_What to do_
Copy every line of the entries below word for word, leaving out the pictures.

_Stored data_
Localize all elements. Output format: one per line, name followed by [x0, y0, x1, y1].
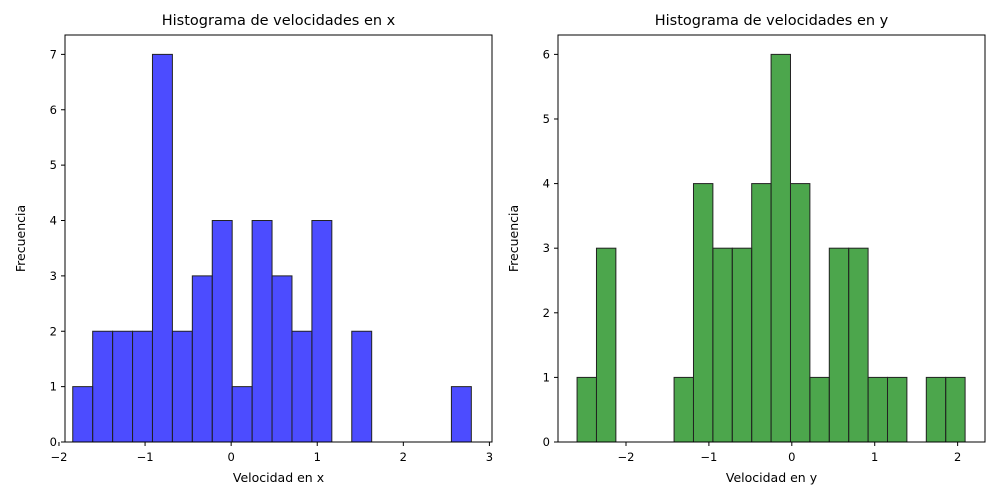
x-tick-label: 2 — [954, 450, 961, 464]
histogram-bar — [132, 330, 153, 443]
histogram-bar — [450, 386, 472, 443]
histogram-bar — [211, 220, 233, 443]
histogram-bar — [692, 183, 714, 443]
histogram-bar — [291, 330, 313, 443]
histogram-bar — [789, 183, 811, 443]
y-axis-label: Frecuencia — [506, 205, 521, 272]
histogram-bar — [809, 376, 830, 443]
histogram-bar — [673, 376, 694, 443]
histogram-bar — [731, 247, 753, 443]
y-tick-label: 7 — [50, 47, 57, 61]
y-tick-label: 3 — [543, 241, 550, 255]
histogram-bar — [112, 330, 134, 443]
y-tick-label: 6 — [50, 103, 57, 117]
histogram-bar — [925, 376, 947, 443]
histogram-bar — [848, 247, 869, 443]
histogram-bar — [712, 247, 733, 443]
y-tick-label: 2 — [543, 306, 550, 320]
histogram-bar — [945, 376, 966, 443]
axes-frame — [64, 34, 493, 443]
x-tick-label: 1 — [871, 450, 878, 464]
y-tick-label: 1 — [543, 370, 550, 384]
histogram-bar — [231, 386, 253, 443]
x-tick-label: −2 — [618, 450, 635, 464]
histogram-bar — [171, 330, 193, 443]
x-tick-label: −2 — [50, 450, 67, 464]
chart-title: Histograma de velocidades en x — [162, 13, 396, 29]
histogram-bar — [595, 247, 617, 443]
histogram-bar — [251, 220, 273, 443]
histogram-bar — [271, 275, 293, 443]
x-tick-label: 0 — [788, 450, 795, 464]
histogram-bar — [351, 330, 373, 443]
histogram-bar — [828, 247, 850, 443]
y-tick-label: 5 — [543, 112, 550, 126]
chart-panel-y: −2 −1 0 1 2 0 1 2 3 4 5 6 Histograma de velocidades … — [506, 13, 986, 485]
histogram-bar — [751, 183, 772, 443]
y-tick-label: 4 — [543, 177, 550, 191]
y-axis-label: Frecuencia — [13, 205, 28, 272]
histogram-bar — [886, 376, 908, 443]
y-tick-label: 1 — [50, 380, 57, 394]
x-tick-label: −1 — [137, 450, 154, 464]
x-tick-label: 0 — [227, 450, 234, 464]
histogram-bar — [311, 220, 333, 443]
histogram-bar — [72, 386, 94, 443]
axes-frame — [557, 34, 986, 443]
chart-panel-x: −2 −1 0 1 2 3 0 1 2 3 4 5 6 7 Histograma de velocidade… — [13, 13, 493, 485]
x-tick-label: 1 — [314, 450, 321, 464]
x-tick-label: 3 — [486, 450, 493, 464]
y-tick-label: 5 — [50, 158, 57, 172]
y-tick-label: 0 — [543, 435, 550, 449]
histogram-bar — [770, 53, 791, 443]
histogram-bar — [151, 53, 173, 443]
y-tick-label: 2 — [50, 324, 57, 338]
y-tick-label: 3 — [50, 269, 57, 283]
y-tick-label: 4 — [50, 214, 57, 228]
histogram-bar — [867, 376, 888, 443]
histogram-bar — [576, 376, 597, 443]
x-tick-label: −1 — [700, 450, 717, 464]
x-tick-label: 2 — [400, 450, 407, 464]
y-tick-label: 6 — [543, 47, 550, 61]
x-axis-label: Velocidad en x — [233, 470, 324, 485]
x-axis-label: Velocidad en y — [726, 470, 818, 485]
histogram-bar — [92, 330, 114, 443]
y-tick-label: 0 — [50, 435, 57, 449]
chart-title: Histograma de velocidades en y — [655, 13, 889, 29]
histogram-bar — [191, 275, 213, 443]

_Exercise response_
Localize all elements. Output format: one per line, name followed by [x0, y0, x1, y1].
x-tick-label: 2 — [954, 450, 961, 464]
histogram-bar — [132, 330, 153, 443]
histogram-bar — [450, 386, 472, 443]
histogram-bar — [211, 220, 233, 443]
histogram-bar — [692, 183, 714, 443]
histogram-bar — [291, 330, 313, 443]
histogram-bar — [789, 183, 811, 443]
y-axis-label: Frecuencia — [506, 205, 521, 272]
histogram-bar — [809, 376, 830, 443]
histogram-bar — [673, 376, 694, 443]
histogram-bar — [731, 247, 753, 443]
y-tick-label: 7 — [50, 47, 57, 61]
y-tick-label: 3 — [543, 241, 550, 255]
histogram-bar — [112, 330, 134, 443]
y-tick-label: 6 — [50, 103, 57, 117]
histogram-bar — [925, 376, 947, 443]
histogram-bar — [848, 247, 869, 443]
histogram-bar — [712, 247, 733, 443]
y-tick-label: 2 — [543, 306, 550, 320]
histogram-bar — [945, 376, 966, 443]
axes-frame — [64, 34, 493, 443]
x-tick-label: 1 — [871, 450, 878, 464]
y-tick-label: 1 — [543, 370, 550, 384]
histogram-bar — [231, 386, 253, 443]
x-tick-label: −2 — [618, 450, 635, 464]
histogram-bar — [171, 330, 193, 443]
x-tick-label: −2 — [50, 450, 67, 464]
chart-title: Histograma de velocidades en x — [162, 13, 396, 29]
histogram-bar — [595, 247, 617, 443]
histogram-bar — [251, 220, 273, 443]
histogram-bar — [271, 275, 293, 443]
x-tick-label: 0 — [788, 450, 795, 464]
histogram-bar — [351, 330, 373, 443]
histogram-bar — [828, 247, 850, 443]
y-tick-label: 5 — [543, 112, 550, 126]
chart-panel-y: −2 −1 0 1 2 0 1 2 3 4 5 6 Histograma de velocidades … — [506, 13, 986, 485]
histogram-bar — [751, 183, 772, 443]
y-tick-label: 4 — [543, 177, 550, 191]
y-axis-label: Frecuencia — [13, 205, 28, 272]
histogram-bar — [886, 376, 908, 443]
y-tick-label: 1 — [50, 380, 57, 394]
x-tick-label: −1 — [137, 450, 154, 464]
x-tick-label: 0 — [227, 450, 234, 464]
histogram-bar — [311, 220, 333, 443]
histogram-bar — [72, 386, 94, 443]
axes-frame — [557, 34, 986, 443]
chart-panel-x: −2 −1 0 1 2 3 0 1 2 3 4 5 6 7 Histograma de velocidade… — [13, 13, 493, 485]
x-tick-label: 1 — [314, 450, 321, 464]
x-tick-label: 3 — [486, 450, 493, 464]
y-tick-label: 5 — [50, 158, 57, 172]
y-tick-label: 0 — [543, 435, 550, 449]
histogram-bar — [770, 53, 791, 443]
histogram-bar — [151, 53, 173, 443]
y-tick-label: 2 — [50, 324, 57, 338]
y-tick-label: 3 — [50, 269, 57, 283]
y-tick-label: 4 — [50, 214, 57, 228]
histogram-bar — [867, 376, 888, 443]
histogram-bar — [576, 376, 597, 443]
x-tick-label: −1 — [700, 450, 717, 464]
x-tick-label: 2 — [400, 450, 407, 464]
y-tick-label: 6 — [543, 47, 550, 61]
x-axis-label: Velocidad en x — [233, 470, 324, 485]
x-axis-label: Velocidad en y — [726, 470, 818, 485]
histogram-bar — [92, 330, 114, 443]
y-tick-label: 0 — [50, 435, 57, 449]
chart-title: Histograma de velocidades en y — [655, 13, 889, 29]
histogram-bar — [191, 275, 213, 443]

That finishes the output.